Stated task — Pick out all lines with the word "meta" from the records that follow.

Exercise inputs —
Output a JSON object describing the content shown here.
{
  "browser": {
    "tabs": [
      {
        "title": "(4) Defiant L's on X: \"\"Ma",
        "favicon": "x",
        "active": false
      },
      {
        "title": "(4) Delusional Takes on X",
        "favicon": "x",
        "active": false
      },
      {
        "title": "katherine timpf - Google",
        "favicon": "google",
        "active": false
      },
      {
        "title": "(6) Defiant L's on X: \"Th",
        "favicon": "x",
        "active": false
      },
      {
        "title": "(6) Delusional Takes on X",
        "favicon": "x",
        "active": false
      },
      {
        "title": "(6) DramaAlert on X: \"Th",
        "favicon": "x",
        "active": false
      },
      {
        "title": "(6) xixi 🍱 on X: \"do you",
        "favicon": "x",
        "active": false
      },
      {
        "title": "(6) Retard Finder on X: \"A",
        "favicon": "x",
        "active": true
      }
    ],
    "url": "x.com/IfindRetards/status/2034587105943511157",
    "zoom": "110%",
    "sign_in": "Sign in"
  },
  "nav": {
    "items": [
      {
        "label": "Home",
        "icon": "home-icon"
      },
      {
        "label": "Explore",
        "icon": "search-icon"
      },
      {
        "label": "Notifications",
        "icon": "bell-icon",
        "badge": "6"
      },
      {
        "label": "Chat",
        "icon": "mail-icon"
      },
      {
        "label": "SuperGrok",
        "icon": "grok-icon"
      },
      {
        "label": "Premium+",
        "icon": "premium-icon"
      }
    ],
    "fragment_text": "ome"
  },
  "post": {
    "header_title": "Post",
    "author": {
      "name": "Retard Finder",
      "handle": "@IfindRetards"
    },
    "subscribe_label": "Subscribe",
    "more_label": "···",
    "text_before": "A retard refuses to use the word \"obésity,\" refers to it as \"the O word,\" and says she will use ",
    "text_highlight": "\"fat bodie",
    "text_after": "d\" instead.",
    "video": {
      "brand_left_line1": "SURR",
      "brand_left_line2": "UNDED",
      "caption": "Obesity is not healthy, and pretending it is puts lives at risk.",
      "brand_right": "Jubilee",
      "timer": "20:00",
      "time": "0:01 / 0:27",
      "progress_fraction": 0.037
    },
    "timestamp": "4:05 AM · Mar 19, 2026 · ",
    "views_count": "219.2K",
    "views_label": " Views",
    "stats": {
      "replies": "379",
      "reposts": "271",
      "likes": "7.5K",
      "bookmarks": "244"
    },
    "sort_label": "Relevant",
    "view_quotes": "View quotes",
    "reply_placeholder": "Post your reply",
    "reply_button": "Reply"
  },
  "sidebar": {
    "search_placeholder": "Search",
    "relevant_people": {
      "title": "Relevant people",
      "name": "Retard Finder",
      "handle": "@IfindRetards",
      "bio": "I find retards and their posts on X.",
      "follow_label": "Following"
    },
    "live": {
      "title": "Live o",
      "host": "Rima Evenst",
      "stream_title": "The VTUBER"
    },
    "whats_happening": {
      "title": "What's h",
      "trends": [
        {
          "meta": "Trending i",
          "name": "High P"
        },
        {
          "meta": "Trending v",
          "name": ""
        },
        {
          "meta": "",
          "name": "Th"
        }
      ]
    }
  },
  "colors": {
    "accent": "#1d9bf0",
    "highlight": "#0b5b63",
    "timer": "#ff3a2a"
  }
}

==

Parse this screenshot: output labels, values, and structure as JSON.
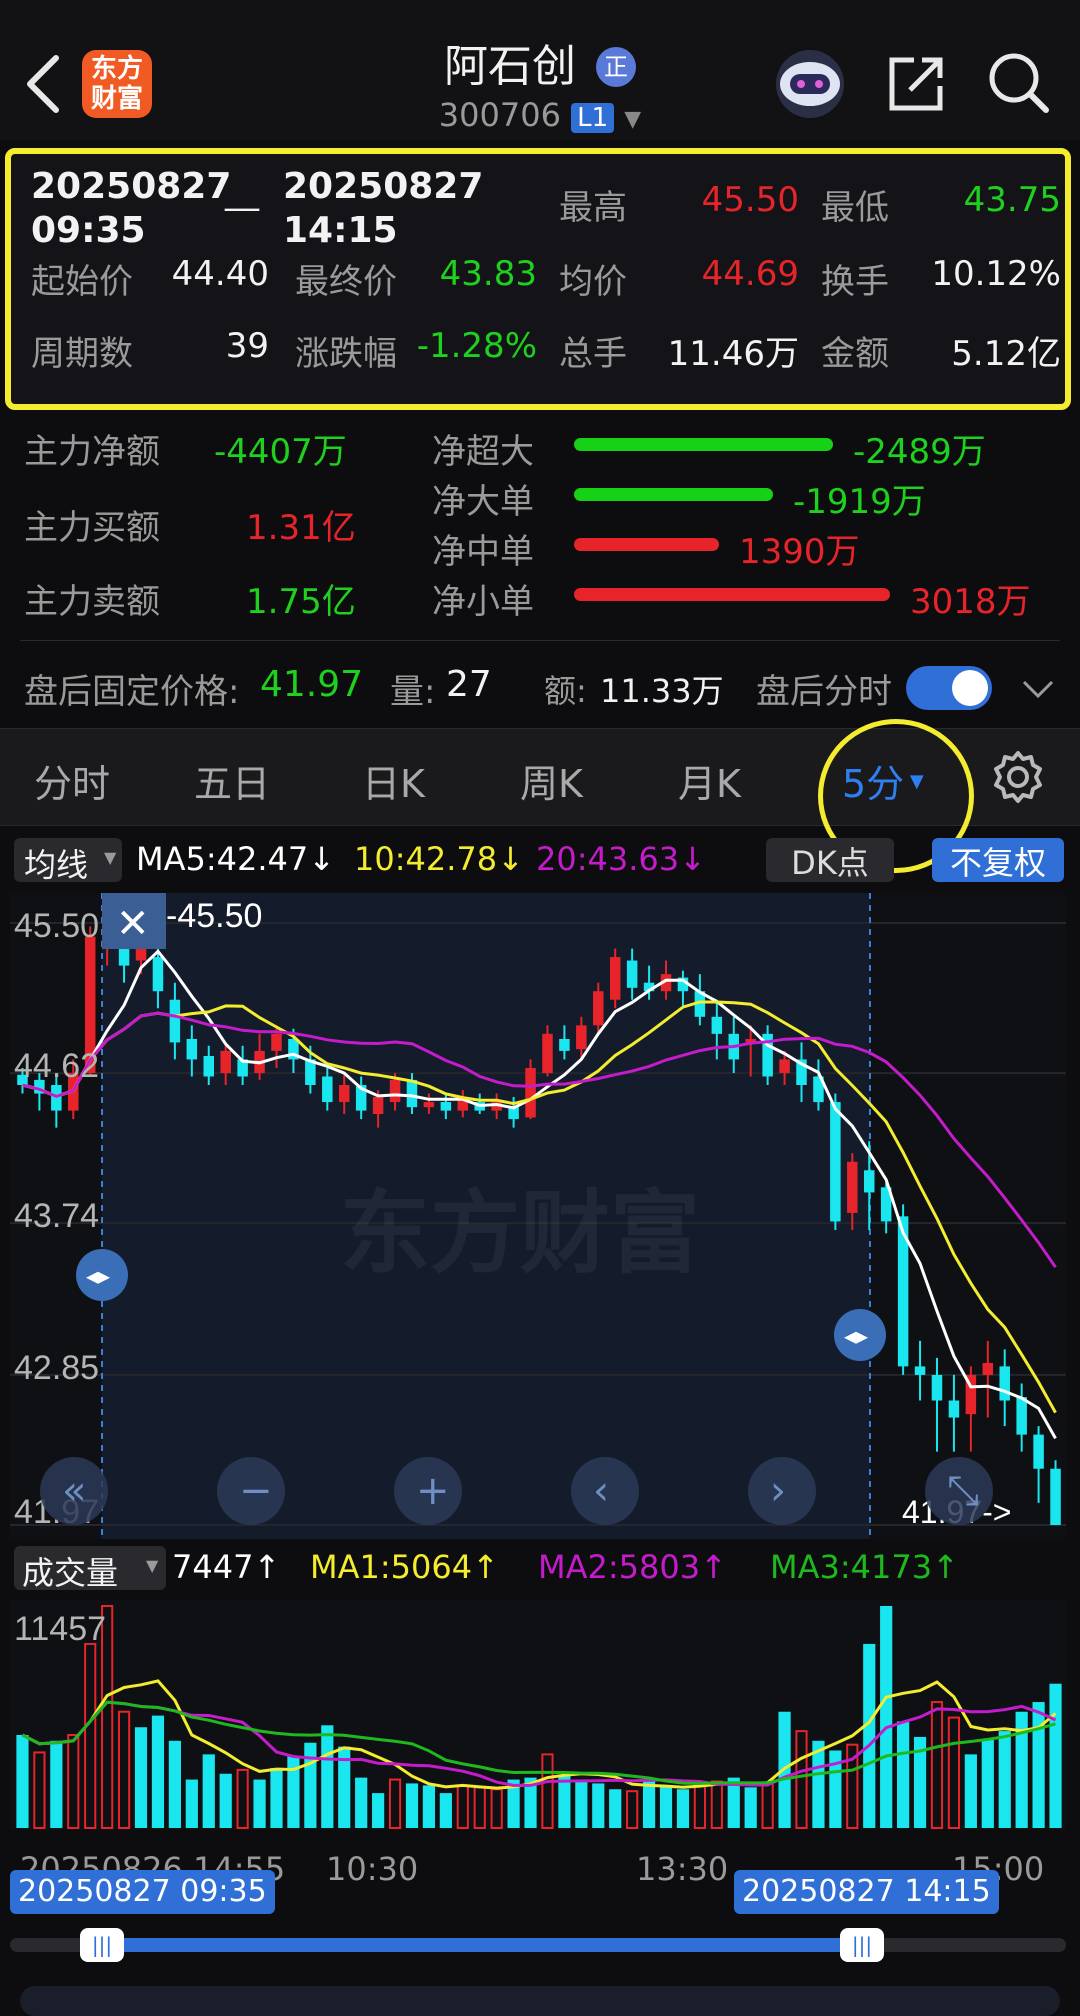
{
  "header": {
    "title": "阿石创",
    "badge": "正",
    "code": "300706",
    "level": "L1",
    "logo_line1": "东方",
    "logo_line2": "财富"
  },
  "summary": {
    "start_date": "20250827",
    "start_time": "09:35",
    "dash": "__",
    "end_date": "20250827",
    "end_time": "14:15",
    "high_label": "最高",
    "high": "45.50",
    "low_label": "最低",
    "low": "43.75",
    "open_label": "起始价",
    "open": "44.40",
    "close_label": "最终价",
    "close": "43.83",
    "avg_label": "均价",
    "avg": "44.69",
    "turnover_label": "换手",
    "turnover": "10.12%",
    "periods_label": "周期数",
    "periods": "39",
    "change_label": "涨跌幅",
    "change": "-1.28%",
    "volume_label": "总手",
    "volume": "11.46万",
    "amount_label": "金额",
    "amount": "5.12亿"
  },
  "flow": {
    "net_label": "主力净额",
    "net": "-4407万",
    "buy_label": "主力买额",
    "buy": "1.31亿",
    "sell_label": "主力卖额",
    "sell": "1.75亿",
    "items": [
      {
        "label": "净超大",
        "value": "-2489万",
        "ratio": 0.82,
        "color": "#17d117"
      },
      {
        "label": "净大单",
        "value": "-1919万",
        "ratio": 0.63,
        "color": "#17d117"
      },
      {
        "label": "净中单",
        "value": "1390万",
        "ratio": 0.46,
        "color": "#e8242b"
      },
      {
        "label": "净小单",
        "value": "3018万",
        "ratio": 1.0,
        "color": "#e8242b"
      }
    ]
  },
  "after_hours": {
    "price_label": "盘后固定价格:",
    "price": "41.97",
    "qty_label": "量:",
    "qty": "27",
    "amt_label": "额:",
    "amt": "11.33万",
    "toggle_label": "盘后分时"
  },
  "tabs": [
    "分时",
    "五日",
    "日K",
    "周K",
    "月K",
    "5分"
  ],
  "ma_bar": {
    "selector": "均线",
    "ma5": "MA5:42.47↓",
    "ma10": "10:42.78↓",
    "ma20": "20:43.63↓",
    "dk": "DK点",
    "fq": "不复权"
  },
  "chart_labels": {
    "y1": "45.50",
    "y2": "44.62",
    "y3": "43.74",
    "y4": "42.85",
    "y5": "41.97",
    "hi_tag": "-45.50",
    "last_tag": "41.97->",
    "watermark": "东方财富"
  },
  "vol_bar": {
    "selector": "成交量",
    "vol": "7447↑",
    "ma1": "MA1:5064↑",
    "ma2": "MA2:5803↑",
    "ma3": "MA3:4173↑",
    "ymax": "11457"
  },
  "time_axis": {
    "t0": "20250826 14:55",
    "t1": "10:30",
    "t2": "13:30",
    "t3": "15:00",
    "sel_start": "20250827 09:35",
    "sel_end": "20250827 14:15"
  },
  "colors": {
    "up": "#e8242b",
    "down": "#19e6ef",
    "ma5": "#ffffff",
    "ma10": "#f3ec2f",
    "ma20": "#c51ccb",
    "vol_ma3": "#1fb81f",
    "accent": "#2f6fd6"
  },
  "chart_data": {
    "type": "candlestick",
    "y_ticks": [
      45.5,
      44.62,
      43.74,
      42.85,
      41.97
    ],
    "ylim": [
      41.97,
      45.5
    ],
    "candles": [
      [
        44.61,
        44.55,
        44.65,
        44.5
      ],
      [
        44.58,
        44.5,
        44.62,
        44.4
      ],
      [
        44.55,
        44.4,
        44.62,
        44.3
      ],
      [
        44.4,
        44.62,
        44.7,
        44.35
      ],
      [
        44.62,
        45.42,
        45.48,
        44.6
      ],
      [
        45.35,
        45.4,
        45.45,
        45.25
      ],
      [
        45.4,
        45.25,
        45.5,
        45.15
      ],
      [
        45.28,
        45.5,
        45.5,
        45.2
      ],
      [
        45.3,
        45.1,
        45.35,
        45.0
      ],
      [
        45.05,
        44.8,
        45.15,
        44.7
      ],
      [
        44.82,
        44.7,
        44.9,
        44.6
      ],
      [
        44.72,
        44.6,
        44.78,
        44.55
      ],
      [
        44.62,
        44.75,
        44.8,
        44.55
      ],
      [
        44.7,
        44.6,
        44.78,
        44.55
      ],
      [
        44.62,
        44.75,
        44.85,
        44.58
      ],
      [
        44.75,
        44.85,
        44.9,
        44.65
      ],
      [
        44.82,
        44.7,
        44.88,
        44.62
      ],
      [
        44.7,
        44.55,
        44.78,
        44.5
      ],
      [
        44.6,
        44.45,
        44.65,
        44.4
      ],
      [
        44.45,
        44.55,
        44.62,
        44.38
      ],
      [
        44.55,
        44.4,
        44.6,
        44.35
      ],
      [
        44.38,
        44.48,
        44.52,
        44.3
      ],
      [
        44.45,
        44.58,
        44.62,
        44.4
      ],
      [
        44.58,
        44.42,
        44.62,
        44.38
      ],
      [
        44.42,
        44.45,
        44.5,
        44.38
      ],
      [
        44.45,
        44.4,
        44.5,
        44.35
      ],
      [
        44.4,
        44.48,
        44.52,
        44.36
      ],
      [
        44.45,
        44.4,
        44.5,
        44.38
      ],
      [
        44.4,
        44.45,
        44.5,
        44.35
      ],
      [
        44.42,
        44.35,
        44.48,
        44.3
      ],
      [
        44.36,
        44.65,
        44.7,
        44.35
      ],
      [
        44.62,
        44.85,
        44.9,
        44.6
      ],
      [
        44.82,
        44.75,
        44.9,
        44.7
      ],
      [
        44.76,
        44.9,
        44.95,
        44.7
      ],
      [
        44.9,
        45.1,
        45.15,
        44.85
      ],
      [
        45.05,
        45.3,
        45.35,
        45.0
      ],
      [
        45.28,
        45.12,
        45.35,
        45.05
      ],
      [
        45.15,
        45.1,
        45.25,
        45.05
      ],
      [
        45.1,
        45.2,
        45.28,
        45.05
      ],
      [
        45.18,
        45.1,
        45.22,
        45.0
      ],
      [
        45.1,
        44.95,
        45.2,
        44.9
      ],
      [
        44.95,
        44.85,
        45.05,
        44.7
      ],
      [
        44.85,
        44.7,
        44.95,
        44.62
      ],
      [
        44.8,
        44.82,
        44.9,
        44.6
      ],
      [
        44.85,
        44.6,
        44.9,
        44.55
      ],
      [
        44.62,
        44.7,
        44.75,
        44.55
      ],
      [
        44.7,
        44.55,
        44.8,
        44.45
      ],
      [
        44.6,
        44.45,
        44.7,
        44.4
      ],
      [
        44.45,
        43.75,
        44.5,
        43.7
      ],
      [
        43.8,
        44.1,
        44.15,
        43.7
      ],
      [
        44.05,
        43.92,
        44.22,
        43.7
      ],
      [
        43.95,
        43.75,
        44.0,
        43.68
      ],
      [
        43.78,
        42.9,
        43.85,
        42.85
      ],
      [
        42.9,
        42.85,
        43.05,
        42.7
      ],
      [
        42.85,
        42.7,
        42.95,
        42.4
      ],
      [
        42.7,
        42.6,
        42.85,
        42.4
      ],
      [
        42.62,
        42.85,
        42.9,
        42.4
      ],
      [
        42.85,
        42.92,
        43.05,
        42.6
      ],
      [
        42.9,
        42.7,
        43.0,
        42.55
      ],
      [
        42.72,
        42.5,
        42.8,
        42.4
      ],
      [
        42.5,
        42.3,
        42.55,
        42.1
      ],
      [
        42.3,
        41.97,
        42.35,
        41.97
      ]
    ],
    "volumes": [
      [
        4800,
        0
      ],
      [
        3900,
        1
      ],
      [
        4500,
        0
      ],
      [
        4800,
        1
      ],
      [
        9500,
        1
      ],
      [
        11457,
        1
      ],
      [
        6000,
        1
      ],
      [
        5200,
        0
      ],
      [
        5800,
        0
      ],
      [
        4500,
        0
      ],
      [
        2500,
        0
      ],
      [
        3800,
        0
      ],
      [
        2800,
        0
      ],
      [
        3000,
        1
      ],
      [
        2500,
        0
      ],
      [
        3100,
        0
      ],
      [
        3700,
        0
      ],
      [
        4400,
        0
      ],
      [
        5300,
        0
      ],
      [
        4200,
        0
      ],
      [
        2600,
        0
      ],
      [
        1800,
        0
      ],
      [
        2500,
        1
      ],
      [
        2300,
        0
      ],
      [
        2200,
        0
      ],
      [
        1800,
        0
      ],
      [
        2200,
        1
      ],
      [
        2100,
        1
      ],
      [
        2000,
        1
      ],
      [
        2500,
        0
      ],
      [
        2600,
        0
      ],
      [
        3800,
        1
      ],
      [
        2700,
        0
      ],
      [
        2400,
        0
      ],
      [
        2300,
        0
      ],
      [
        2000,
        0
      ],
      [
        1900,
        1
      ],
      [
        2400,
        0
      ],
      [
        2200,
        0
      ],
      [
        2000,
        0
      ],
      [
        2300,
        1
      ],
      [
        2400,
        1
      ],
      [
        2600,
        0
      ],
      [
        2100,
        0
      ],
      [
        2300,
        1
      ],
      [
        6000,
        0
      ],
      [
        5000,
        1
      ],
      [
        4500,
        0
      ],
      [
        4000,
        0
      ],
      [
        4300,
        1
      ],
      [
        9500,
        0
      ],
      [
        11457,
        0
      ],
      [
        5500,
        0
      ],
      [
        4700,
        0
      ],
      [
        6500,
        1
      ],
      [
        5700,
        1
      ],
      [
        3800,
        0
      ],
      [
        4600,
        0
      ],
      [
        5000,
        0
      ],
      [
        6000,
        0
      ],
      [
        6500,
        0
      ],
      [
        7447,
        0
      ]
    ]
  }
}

Written reply —
          "meta": "Trending i",
          "meta": "Trending v",
          "meta": "",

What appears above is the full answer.